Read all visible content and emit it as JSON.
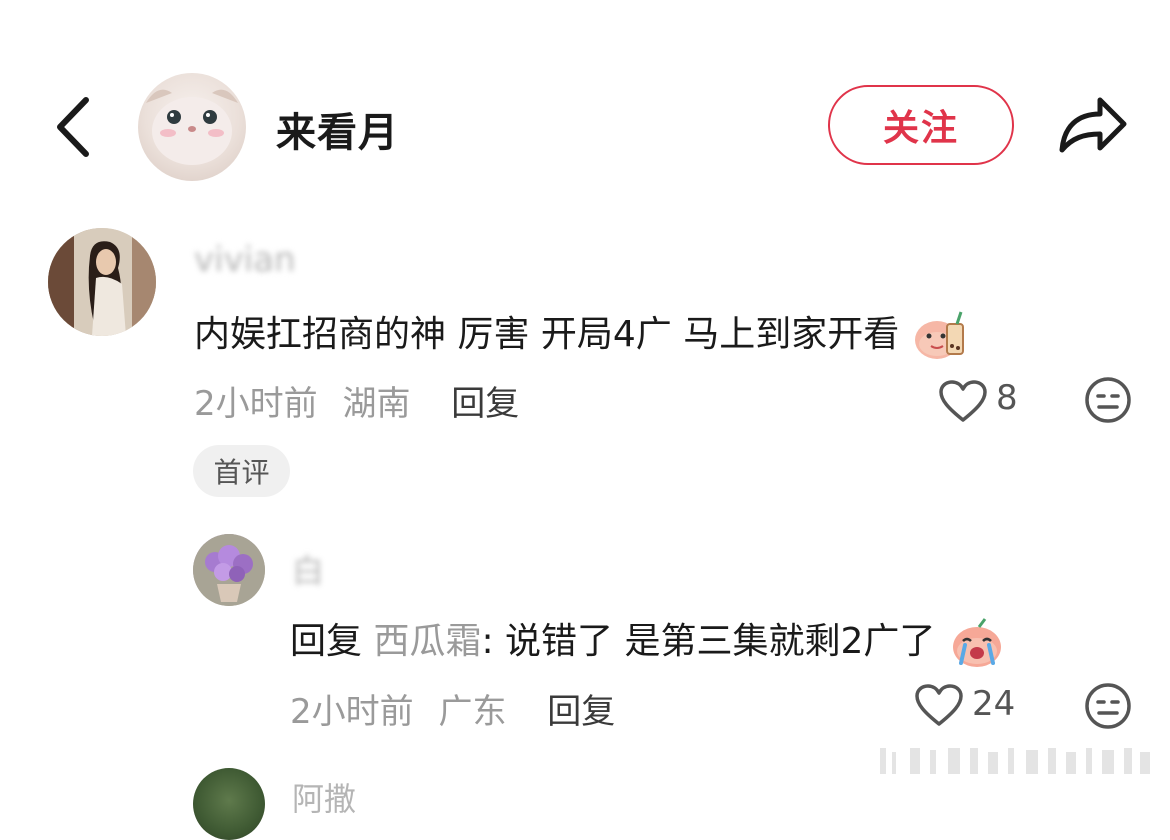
{
  "header": {
    "back_icon": "chevron-left-icon",
    "name": "来看月",
    "follow_label": "关注",
    "share_icon": "share-icon",
    "accent_color": "#e0344a"
  },
  "comments": [
    {
      "username": "vivian",
      "text": "内娱扛招商的神 厉害 开局4广 马上到家开看",
      "time": "2小时前",
      "location": "湖南",
      "reply_label": "回复",
      "likes": "8",
      "badge": "首评",
      "trailing_emoji": "bubble-tea-emoji"
    }
  ],
  "replies": [
    {
      "username": "白",
      "reply_prefix": "回复",
      "reply_target": "西瓜霜",
      "text": ": 说错了 是第三集就剩2广了",
      "time": "2小时前",
      "location": "广东",
      "reply_label": "回复",
      "likes": "24",
      "trailing_emoji": "crying-emoji"
    },
    {
      "username": "阿撒"
    }
  ]
}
_____
Directions →
Transcribe all of the records above character for character. Exclude the pictures.

Expected answer →
Read all visible content and emit it as JSON.
{
  "header": {
    "back_icon": "chevron-left-icon",
    "name": "来看月",
    "follow_label": "关注",
    "share_icon": "share-icon",
    "accent_color": "#e0344a"
  },
  "comments": [
    {
      "username": "vivian",
      "text": "内娱扛招商的神 厉害 开局4广 马上到家开看",
      "time": "2小时前",
      "location": "湖南",
      "reply_label": "回复",
      "likes": "8",
      "badge": "首评",
      "trailing_emoji": "bubble-tea-emoji"
    }
  ],
  "replies": [
    {
      "username": "白",
      "reply_prefix": "回复",
      "reply_target": "西瓜霜",
      "text": ": 说错了 是第三集就剩2广了",
      "time": "2小时前",
      "location": "广东",
      "reply_label": "回复",
      "likes": "24",
      "trailing_emoji": "crying-emoji"
    },
    {
      "username": "阿撒"
    }
  ]
}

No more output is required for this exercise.